Find the line that contains "Convert this chart". Then set down that line and all the lines after it, to the end of the records, exactly and with nothing added.

(Dataset entries)
* BEGIN *

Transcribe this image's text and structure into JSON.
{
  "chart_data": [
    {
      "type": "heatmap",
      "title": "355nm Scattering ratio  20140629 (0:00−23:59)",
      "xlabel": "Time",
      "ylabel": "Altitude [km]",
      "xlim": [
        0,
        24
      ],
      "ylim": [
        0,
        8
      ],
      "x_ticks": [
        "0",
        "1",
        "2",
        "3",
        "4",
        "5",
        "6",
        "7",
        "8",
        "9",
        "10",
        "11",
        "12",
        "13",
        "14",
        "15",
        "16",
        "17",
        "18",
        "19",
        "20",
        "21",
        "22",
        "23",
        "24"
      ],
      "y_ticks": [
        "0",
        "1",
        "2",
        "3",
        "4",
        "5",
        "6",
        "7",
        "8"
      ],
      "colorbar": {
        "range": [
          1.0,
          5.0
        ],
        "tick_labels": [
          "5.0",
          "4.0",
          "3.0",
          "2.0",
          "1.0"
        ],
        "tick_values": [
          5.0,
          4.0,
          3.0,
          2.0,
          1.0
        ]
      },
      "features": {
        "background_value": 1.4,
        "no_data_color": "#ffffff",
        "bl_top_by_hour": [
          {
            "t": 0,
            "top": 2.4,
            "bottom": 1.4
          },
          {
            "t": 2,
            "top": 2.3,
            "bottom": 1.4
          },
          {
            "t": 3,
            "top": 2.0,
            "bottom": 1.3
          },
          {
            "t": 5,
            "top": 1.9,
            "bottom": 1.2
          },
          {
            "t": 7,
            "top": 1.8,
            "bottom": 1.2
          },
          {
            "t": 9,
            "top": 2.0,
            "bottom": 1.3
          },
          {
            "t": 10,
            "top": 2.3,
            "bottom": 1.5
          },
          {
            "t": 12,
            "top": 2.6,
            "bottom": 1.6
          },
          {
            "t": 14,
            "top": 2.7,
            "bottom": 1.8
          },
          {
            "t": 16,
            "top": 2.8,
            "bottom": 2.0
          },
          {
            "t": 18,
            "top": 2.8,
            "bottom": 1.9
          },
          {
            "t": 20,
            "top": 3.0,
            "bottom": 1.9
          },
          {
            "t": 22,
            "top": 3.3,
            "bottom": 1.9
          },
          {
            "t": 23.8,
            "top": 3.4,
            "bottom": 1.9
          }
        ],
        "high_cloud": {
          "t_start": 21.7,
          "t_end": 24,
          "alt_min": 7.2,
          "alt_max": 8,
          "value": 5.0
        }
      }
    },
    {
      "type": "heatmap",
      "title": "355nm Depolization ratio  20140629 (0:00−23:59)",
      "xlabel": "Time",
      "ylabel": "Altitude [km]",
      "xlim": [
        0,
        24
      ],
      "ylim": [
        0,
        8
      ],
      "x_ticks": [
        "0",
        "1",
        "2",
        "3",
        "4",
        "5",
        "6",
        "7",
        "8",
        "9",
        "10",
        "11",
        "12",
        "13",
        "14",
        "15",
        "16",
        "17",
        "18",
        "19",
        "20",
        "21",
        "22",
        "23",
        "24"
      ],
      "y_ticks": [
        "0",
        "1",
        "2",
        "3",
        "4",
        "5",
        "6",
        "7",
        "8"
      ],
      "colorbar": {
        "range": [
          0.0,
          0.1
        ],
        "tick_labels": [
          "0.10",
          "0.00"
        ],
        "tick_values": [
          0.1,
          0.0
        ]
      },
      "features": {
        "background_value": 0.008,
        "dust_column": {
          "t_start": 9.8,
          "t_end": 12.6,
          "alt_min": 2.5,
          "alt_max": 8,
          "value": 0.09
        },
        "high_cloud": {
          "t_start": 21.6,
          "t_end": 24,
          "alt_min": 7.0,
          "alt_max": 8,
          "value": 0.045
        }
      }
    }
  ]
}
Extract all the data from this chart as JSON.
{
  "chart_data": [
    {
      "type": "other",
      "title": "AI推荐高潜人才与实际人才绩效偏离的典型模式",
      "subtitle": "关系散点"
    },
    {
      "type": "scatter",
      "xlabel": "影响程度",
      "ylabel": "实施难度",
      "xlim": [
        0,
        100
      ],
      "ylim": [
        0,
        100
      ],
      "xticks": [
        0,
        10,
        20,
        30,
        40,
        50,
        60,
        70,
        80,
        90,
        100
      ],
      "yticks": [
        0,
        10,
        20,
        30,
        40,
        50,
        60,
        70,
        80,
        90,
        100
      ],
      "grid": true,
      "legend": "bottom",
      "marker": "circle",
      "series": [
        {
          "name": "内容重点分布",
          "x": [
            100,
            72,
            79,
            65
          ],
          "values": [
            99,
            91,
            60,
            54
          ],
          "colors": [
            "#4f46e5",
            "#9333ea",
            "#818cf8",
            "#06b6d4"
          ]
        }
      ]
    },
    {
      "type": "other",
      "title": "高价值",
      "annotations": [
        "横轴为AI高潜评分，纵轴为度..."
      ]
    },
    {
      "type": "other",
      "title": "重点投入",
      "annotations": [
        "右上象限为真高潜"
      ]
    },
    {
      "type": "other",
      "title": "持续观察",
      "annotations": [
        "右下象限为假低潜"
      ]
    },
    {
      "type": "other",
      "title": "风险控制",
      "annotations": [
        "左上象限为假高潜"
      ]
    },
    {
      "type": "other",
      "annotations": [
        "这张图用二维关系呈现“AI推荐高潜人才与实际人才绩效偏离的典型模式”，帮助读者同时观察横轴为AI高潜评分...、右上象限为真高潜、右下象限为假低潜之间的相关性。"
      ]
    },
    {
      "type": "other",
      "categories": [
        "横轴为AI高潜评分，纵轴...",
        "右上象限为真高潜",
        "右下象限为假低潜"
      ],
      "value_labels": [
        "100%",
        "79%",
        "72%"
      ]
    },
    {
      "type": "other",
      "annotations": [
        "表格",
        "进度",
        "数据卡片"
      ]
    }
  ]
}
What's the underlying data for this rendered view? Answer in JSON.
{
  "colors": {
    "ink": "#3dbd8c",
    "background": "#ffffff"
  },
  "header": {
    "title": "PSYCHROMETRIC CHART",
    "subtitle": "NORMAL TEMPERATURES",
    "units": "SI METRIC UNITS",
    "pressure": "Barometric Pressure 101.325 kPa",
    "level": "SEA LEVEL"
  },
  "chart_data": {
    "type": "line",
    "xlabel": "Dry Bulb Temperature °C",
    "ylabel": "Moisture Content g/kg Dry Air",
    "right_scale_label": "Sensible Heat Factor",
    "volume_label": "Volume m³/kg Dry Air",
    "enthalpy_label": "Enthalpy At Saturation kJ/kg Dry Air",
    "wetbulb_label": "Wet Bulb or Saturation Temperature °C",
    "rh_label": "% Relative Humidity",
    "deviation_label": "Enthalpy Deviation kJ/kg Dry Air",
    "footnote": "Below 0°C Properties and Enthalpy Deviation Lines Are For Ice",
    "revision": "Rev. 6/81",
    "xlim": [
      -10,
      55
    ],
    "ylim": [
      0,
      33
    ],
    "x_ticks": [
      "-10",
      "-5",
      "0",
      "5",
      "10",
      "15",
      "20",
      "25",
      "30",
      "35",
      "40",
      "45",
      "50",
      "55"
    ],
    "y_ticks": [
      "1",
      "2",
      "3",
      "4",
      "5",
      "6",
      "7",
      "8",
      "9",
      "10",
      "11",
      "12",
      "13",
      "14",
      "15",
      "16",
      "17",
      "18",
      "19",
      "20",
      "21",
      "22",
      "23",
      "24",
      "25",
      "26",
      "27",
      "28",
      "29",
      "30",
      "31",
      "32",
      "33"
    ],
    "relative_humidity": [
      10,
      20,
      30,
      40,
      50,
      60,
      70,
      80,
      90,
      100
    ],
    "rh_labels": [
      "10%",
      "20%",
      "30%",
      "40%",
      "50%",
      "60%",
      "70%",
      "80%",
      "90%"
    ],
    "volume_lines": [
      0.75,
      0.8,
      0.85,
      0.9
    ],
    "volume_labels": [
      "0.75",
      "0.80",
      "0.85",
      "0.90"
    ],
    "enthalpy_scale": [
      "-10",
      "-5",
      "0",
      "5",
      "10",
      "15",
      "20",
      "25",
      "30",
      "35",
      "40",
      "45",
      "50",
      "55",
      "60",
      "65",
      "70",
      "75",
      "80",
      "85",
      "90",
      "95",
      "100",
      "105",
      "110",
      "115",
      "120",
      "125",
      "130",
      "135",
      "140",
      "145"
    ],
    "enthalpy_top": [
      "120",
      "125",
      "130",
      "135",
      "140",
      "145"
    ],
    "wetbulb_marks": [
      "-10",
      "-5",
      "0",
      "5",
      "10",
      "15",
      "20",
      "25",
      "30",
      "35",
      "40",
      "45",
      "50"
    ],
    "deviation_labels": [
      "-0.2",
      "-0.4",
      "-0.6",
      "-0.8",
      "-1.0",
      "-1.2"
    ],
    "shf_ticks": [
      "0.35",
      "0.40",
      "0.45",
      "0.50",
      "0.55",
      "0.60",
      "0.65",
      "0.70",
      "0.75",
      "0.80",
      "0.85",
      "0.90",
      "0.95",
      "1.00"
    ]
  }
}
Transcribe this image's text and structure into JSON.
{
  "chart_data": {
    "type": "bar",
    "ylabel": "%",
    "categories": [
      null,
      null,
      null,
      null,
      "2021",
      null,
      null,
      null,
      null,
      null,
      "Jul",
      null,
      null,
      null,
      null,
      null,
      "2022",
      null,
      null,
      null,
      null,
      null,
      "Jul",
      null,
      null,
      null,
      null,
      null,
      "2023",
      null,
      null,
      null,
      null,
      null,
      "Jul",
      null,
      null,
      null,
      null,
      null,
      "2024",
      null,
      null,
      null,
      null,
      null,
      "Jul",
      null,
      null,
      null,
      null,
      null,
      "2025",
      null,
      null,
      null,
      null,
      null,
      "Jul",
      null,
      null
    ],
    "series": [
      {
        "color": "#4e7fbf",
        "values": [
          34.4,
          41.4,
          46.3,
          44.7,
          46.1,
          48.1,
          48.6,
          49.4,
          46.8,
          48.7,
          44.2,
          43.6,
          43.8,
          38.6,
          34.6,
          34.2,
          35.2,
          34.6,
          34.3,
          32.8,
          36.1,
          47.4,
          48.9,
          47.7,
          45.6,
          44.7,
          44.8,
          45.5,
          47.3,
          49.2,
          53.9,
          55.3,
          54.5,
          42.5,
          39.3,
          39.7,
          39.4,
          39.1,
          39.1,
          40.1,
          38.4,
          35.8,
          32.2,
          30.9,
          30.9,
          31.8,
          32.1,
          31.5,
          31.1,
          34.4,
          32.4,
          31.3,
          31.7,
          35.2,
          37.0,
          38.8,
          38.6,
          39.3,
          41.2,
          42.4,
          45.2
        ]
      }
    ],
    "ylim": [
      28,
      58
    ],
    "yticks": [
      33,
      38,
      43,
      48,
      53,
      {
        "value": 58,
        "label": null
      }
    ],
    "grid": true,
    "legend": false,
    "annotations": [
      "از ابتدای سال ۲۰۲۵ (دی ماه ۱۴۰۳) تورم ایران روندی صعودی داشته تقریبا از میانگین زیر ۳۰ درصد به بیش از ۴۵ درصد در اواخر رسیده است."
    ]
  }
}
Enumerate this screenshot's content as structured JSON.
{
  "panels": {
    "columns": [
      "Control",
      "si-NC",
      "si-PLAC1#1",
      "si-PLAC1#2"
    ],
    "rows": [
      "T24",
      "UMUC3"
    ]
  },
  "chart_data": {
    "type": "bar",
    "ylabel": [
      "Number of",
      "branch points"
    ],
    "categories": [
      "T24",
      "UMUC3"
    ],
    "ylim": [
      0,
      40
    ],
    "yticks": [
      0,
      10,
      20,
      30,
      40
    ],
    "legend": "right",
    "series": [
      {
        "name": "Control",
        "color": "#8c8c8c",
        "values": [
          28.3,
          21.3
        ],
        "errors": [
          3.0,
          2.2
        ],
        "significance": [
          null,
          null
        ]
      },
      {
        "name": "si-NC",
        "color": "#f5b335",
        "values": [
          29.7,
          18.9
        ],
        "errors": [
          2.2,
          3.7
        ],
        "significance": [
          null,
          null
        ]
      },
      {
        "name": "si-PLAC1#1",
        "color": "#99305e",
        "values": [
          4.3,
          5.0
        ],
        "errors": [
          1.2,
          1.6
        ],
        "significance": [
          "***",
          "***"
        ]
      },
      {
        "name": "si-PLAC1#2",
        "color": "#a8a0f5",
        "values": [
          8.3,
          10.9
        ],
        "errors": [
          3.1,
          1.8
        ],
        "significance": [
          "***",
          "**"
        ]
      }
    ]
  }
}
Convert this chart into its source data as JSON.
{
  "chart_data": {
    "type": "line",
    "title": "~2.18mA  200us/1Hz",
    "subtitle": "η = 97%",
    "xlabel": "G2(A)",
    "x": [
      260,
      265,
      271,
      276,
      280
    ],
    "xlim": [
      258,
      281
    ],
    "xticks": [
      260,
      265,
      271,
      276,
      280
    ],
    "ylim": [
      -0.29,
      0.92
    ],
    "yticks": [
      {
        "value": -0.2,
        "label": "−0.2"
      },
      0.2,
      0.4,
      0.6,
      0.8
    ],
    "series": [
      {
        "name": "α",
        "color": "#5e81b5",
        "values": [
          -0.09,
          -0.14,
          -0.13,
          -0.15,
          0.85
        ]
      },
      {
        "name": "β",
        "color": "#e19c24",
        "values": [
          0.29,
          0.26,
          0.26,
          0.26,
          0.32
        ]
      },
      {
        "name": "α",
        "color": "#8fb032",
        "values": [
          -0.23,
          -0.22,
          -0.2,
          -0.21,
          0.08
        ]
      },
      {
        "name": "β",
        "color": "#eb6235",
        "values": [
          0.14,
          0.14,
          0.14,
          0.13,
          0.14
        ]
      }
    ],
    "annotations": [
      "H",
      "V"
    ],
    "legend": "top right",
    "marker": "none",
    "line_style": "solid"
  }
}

* END *

→ Reply to the task
Convert this chart into its source data as JSON.
{
  "chart_data": {
    "type": "line",
    "title": "~2.18mA  200us/1Hz",
    "subtitle": "η = 97%",
    "xlabel": "G2(A)",
    "x": [
      260,
      265,
      271,
      276,
      280
    ],
    "xlim": [
      258,
      281
    ],
    "xticks": [
      260,
      265,
      271,
      276,
      280
    ],
    "ylim": [
      -0.29,
      0.92
    ],
    "yticks": [
      {
        "value": -0.2,
        "label": "−0.2"
      },
      0.2,
      0.4,
      0.6,
      0.8
    ],
    "series": [
      {
        "name": "α",
        "color": "#5e81b5",
        "values": [
          -0.09,
          -0.14,
          -0.13,
          -0.15,
          0.85
        ]
      },
      {
        "name": "β",
        "color": "#e19c24",
        "values": [
          0.29,
          0.26,
          0.26,
          0.26,
          0.32
        ]
      },
      {
        "name": "α",
        "color": "#8fb032",
        "values": [
          -0.23,
          -0.22,
          -0.2,
          -0.21,
          0.08
        ]
      },
      {
        "name": "β",
        "color": "#eb6235",
        "values": [
          0.14,
          0.14,
          0.14,
          0.13,
          0.14
        ]
      }
    ],
    "annotations": [
      "H",
      "V"
    ],
    "legend": "top right",
    "marker": "none",
    "line_style": "solid"
  }
}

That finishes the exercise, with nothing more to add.